-- What is expected --
Identify the lines containing the word "role". Copy each one.

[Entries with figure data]
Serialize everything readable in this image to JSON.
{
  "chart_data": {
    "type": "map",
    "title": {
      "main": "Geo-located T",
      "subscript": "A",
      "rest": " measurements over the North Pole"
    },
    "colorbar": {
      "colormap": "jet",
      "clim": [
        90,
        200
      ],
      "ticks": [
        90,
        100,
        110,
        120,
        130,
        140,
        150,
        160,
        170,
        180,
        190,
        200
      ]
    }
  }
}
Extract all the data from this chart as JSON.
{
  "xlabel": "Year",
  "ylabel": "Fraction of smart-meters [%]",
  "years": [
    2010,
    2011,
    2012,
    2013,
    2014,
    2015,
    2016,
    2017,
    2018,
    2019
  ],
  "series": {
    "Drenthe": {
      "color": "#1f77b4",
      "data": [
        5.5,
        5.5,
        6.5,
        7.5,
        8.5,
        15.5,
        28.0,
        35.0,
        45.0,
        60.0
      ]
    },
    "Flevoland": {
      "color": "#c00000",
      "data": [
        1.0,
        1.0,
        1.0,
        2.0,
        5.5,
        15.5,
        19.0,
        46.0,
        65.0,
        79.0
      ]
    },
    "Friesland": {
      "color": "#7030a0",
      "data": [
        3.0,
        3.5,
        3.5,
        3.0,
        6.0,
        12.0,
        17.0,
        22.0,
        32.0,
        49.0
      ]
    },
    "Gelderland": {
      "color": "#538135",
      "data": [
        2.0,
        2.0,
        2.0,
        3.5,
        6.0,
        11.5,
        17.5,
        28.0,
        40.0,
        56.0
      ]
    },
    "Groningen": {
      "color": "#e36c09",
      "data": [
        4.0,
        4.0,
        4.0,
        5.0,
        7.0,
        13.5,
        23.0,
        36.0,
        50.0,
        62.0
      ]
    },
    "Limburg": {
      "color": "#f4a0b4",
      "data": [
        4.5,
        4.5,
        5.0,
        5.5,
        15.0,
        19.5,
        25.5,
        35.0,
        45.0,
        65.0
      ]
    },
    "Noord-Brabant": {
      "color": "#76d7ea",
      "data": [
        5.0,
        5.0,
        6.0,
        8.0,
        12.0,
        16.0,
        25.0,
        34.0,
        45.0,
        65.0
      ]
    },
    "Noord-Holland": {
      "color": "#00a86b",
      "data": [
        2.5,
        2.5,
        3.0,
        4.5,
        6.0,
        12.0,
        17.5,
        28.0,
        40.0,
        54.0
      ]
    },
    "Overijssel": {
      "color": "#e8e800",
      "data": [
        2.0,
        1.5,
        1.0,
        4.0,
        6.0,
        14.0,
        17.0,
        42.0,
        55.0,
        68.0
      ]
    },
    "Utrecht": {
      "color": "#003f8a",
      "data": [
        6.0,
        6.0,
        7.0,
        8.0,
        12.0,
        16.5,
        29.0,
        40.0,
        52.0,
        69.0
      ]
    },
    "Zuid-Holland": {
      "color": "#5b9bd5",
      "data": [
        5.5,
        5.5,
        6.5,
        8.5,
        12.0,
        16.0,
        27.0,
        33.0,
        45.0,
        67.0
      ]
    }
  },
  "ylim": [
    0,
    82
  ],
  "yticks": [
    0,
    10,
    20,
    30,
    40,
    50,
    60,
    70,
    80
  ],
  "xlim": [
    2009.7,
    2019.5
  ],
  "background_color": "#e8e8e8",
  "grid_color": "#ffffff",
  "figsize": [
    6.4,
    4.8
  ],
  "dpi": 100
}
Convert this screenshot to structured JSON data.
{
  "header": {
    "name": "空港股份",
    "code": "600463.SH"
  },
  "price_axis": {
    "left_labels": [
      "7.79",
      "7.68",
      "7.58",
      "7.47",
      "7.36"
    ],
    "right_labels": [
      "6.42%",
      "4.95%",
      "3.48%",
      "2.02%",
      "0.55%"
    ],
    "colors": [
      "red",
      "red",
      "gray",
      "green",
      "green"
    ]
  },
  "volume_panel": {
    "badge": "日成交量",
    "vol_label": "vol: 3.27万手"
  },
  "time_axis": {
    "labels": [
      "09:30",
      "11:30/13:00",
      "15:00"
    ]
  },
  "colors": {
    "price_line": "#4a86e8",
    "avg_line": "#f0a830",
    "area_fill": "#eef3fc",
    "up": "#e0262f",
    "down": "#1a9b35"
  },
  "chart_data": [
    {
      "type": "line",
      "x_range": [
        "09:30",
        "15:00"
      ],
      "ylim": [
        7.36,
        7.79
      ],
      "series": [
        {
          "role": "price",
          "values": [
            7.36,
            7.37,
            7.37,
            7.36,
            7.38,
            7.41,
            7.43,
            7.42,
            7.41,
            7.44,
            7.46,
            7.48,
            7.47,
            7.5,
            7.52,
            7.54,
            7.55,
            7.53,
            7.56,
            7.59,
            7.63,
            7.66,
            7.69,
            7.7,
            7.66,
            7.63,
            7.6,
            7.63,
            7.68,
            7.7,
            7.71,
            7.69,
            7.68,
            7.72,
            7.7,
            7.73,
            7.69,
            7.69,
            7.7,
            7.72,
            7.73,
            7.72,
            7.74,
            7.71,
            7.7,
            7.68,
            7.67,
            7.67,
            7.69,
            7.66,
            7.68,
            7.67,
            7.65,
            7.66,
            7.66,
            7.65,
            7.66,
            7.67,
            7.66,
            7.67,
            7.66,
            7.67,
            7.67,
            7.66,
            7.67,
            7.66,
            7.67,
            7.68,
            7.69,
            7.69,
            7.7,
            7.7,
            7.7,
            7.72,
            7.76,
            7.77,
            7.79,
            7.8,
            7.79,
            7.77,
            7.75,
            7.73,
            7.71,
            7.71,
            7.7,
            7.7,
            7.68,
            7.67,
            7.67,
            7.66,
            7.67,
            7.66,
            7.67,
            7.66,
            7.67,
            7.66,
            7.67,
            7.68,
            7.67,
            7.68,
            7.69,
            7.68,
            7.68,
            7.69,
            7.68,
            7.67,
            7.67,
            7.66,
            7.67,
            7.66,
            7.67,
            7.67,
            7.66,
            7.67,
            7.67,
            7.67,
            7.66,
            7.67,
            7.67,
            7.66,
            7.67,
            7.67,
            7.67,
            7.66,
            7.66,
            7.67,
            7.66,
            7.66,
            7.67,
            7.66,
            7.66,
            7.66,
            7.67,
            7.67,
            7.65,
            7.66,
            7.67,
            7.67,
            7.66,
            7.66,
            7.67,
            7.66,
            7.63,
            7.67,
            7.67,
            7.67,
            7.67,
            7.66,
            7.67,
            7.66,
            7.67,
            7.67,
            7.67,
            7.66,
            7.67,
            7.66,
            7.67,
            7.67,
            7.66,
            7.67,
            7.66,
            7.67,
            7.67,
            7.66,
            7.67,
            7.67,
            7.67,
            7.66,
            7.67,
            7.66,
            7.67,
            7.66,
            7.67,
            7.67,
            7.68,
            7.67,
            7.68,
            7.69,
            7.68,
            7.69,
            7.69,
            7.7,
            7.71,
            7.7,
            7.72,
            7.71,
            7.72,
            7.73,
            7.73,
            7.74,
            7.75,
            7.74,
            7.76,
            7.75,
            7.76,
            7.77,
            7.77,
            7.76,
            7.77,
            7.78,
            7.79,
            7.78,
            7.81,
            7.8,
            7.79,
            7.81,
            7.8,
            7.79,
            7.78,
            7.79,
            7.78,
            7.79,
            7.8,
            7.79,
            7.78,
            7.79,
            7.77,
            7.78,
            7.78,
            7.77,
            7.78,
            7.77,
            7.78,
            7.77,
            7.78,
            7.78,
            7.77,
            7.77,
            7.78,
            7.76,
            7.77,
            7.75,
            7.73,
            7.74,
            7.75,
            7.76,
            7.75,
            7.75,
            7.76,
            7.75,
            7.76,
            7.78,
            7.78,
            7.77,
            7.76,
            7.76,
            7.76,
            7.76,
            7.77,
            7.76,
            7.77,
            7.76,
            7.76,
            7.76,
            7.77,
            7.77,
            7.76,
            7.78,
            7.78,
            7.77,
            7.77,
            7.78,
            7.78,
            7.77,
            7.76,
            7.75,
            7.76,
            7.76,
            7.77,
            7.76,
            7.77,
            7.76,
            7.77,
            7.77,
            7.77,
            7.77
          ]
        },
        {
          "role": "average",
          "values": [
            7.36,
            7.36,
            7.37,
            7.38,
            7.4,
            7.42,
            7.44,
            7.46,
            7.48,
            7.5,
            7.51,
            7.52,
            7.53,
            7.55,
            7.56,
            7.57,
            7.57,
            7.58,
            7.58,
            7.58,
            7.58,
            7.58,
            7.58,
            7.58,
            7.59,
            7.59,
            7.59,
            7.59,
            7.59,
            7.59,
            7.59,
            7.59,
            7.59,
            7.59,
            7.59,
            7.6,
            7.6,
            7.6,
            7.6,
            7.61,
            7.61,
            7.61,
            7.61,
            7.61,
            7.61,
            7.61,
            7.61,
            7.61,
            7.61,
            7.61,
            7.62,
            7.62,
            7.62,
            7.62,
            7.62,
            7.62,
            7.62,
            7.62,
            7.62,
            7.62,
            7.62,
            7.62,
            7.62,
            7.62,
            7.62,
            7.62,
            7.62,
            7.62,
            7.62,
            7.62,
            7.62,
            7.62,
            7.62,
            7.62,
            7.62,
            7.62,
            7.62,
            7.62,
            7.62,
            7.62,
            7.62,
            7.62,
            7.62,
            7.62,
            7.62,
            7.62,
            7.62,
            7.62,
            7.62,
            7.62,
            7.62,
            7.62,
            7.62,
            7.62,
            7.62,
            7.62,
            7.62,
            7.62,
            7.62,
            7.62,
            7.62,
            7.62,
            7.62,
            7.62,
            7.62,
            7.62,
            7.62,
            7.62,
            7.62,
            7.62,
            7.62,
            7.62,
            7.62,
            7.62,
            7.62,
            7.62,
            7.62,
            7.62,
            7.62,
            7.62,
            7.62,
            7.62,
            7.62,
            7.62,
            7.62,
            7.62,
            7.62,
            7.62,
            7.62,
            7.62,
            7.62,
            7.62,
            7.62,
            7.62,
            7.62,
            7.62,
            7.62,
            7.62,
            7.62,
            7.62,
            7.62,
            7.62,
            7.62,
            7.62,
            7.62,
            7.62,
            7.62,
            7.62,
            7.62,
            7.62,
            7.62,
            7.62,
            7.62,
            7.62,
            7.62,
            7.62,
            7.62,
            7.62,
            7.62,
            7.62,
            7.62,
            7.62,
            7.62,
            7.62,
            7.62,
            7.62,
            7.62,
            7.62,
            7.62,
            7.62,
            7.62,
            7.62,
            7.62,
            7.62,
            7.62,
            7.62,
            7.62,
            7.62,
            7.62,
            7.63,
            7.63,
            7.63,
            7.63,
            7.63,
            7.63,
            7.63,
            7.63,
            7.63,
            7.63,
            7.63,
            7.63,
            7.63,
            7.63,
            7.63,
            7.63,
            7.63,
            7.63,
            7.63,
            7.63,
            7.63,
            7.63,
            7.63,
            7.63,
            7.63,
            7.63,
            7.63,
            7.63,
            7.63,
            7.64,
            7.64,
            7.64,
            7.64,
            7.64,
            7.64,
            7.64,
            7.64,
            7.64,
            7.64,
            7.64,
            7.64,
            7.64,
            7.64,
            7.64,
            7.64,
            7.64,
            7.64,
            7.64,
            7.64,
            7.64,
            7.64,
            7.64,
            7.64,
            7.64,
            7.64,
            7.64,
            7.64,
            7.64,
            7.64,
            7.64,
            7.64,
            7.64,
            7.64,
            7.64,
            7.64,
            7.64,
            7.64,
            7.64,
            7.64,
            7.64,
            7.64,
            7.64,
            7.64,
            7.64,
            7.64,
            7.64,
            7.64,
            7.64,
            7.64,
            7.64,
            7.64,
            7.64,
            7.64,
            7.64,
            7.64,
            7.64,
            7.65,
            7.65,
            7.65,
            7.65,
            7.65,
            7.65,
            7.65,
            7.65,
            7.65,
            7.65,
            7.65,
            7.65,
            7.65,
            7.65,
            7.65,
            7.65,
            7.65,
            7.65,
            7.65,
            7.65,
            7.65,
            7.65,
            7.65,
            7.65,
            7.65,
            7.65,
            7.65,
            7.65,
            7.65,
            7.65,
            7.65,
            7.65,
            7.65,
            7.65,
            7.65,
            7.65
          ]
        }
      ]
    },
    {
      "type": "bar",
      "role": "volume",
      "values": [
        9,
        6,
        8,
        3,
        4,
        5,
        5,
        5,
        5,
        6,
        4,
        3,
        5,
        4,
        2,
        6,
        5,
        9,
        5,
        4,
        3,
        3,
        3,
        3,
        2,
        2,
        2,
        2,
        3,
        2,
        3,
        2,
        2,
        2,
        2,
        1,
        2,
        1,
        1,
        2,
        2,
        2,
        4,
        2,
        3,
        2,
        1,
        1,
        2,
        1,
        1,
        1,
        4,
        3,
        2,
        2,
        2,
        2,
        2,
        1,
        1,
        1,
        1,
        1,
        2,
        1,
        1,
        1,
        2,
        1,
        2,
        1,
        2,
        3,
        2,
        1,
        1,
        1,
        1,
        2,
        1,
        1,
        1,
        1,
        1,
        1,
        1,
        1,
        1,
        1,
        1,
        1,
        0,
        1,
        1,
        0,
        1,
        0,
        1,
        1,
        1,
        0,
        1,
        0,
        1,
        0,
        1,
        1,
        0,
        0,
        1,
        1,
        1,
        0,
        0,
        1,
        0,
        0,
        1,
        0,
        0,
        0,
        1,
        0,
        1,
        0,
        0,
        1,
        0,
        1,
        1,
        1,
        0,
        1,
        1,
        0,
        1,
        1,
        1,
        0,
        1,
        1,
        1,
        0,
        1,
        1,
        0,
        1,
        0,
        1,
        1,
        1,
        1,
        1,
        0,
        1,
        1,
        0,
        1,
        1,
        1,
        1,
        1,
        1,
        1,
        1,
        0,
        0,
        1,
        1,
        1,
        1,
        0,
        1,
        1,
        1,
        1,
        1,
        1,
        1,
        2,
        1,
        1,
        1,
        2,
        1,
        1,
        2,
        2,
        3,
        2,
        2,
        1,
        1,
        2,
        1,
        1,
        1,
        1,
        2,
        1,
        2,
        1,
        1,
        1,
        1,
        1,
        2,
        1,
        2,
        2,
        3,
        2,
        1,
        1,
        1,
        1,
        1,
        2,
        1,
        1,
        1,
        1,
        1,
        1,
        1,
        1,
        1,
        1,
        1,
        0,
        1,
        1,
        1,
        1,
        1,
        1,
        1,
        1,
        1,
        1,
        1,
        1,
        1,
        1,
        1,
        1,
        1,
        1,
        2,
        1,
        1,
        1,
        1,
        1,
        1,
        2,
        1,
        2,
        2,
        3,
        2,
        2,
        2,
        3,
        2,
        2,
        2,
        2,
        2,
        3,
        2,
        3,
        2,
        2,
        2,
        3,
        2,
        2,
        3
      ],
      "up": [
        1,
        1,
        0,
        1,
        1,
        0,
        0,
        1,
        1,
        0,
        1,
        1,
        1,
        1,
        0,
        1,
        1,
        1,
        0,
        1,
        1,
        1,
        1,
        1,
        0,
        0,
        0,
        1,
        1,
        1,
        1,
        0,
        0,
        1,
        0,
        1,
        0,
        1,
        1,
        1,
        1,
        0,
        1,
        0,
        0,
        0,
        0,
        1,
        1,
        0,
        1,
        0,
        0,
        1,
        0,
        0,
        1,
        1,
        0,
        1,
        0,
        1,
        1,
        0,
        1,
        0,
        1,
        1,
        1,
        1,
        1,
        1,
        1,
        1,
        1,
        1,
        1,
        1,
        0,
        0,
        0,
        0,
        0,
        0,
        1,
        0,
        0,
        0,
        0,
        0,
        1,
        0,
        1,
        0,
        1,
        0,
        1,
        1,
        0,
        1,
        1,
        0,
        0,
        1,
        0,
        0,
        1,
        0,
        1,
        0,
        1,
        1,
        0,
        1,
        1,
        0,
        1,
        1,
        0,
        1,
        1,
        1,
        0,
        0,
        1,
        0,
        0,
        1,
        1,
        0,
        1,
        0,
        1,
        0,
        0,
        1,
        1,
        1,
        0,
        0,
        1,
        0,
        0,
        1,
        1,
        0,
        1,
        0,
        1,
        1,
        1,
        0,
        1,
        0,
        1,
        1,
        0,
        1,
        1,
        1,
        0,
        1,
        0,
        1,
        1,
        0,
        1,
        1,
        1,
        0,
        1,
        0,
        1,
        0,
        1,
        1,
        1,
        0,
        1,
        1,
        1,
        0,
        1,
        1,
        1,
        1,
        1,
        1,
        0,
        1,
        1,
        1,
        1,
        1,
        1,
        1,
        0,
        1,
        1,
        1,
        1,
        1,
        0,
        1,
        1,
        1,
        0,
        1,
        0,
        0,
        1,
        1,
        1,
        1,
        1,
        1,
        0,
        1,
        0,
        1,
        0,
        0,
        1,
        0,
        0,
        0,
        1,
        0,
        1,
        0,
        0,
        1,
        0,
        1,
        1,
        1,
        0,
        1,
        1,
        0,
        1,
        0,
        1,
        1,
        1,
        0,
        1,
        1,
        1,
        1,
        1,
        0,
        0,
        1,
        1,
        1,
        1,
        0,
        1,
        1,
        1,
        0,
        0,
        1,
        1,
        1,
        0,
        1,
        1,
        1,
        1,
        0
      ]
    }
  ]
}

-- Expected answer --
          "role": "price",
          "role": "average",
      "role": "volume",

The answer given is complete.